Rubbish. The CBO found that cumulative emissions reduction from 2012 to 2020 in capped sectors would be more than 8% and that emissions reductions in 2020 would be nearly 12%. I’ll have more to say later on CBO’s analysis, which I am quite certain underestimates actual domestic emissions reductions (and overestimates the use of offsets). But TBI’s analysis is utterly wrong.

First let me discuss TBI’s absurd lies about Obama. And I use the word “lies” here quite deliberately — although it is a strong word even for the blogosphere — since TBI certainly understands that they are lying, as you’ll see. Indeed, attacking leaders like Obama, Gore, Waxman, the green groups, and Tom Friedman by twisting their words or misrepresenting what they have said is standard operating procedure for TBI (see here).

::::::::::

Written tasks
a: Copy out the passage from the emissions commentary between "Rubbish. The CBO" and "TBI (see here).", inclusive.
b: Summarize the emissions commentary in two sentences.

Given data
::::::::::

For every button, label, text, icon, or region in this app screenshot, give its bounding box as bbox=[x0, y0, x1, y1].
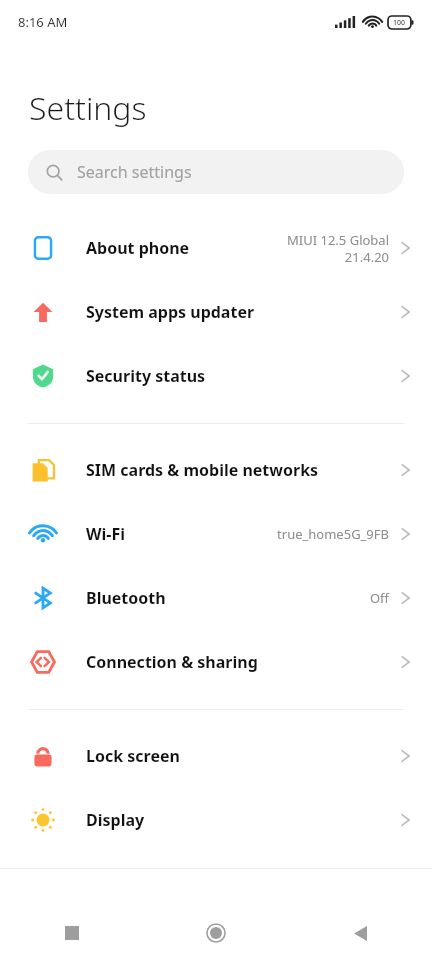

::::::::::

The responses
a:
Rubbish. The CBO found that cumulative emissions reduction from 2012 to 2020 in capped sectors would be more than 8% and that emissions reductions in 2020 would be nearly 12%. I’ll have more to say later on CBO’s analysis, which I am quite certain underestimates actual domestic emissions reductions (and overestimates the use of offsets). But TBI’s analysis is utterly wrong.

First let me discuss TBI’s absurd lies about Obama. And I use the word “lies” here quite deliberately — although it is a strong word even for the blogosphere — since TBI certainly understands that they are lying, as you’ll see. Indeed, attacking leaders like Obama, Gore, Waxman, the green groups, and Tom Friedman by twisting their words or misrepresenting what they have said is standard operating procedure for TBI (see here).

b: The writer calls TBI's analysis utterly wrong, citing the CBO finding that emissions in capped sectors would fall by more than 8% cumulatively from 2012 to 2020 and by nearly 12% in 2020, and says the CBO likely underestimates actual domestic reductions. The writer then deliberately accuses TBI of lying about Obama and says that misrepresenting leaders such as Obama, Gore, Waxman, the green groups, and Tom Friedman is standard practice for TBI.